• [STATED GOAL] In the records below, pick out all lines containing the word "JSON".

• [Records from a collection of figures]
═══

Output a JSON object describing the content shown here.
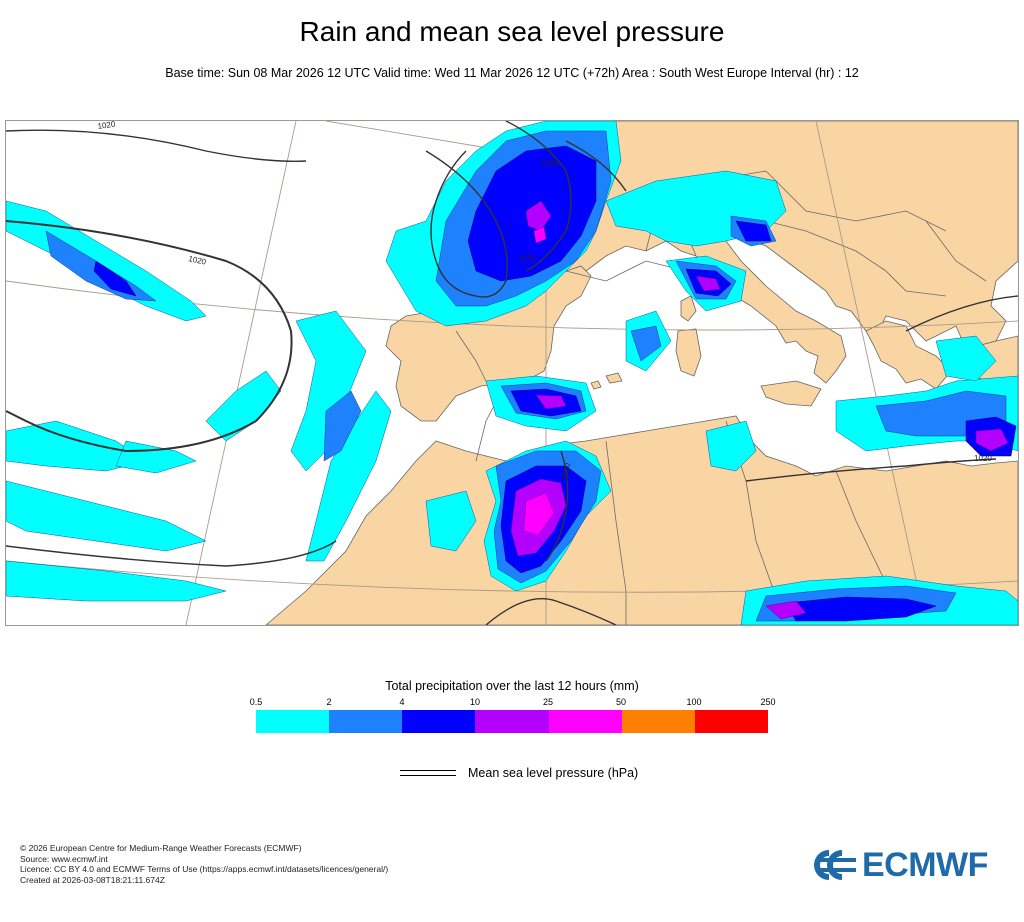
{
  "title": "Rain and mean sea level pressure",
  "subtitle": "Base time: Sun 08 Mar 2026 12 UTC Valid time: Wed 11 Mar 2026 12 UTC (+72h) Area : South West Europe Interval (hr) : 12",
  "map": {
    "isobar_labels": [
      "1020",
      "1020",
      "1020",
      "1020",
      "1020",
      "1020"
    ],
    "colors": {
      "land": "#f8d5a3",
      "sea": "#ffffff",
      "border": "#555555",
      "graticule": "#a89c8a",
      "isobar": "#333333"
    }
  },
  "legend": {
    "title": "Total precipitation over the last 12 hours (mm)",
    "ticks": [
      "0.5",
      "2",
      "4",
      "10",
      "25",
      "50",
      "100",
      "250"
    ],
    "colors": [
      "#00ffff",
      "#1e82ff",
      "#0000ff",
      "#b400ff",
      "#ff00ff",
      "#ff8000",
      "#ff0000"
    ],
    "isobar_label": "Mean sea level pressure (hPa)"
  },
  "footer": {
    "line1": "© 2026 European Centre for Medium-Range Weather Forecasts (ECMWF)",
    "line2": "Source: www.ecmwf.int",
    "line3": "Licence: CC BY 4.0 and ECMWF Terms of Use (https://apps.ecmwf.int/datasets/licences/general/)",
    "line4": "Created at 2026-03-08T18:21:11.674Z"
  },
  "logo": {
    "text": "ECMWF",
    "color": "#1f6ba9"
  }
}
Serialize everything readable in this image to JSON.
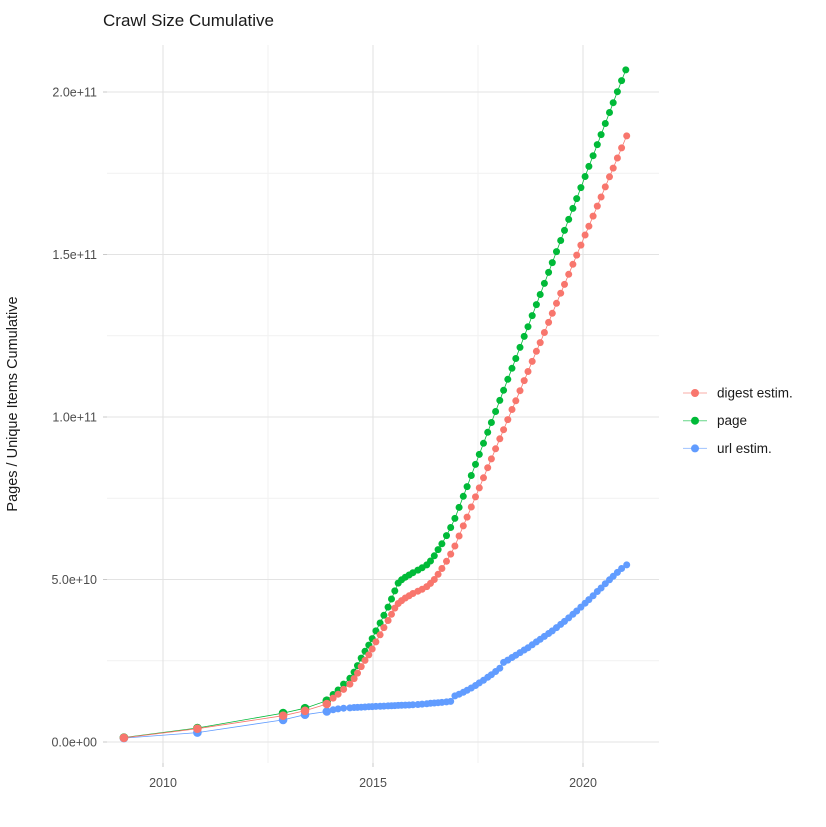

═══

• [TASK SOLUTION]
Output a JSON object describing the content shown here.
Serialize everything readable in this image to JSON.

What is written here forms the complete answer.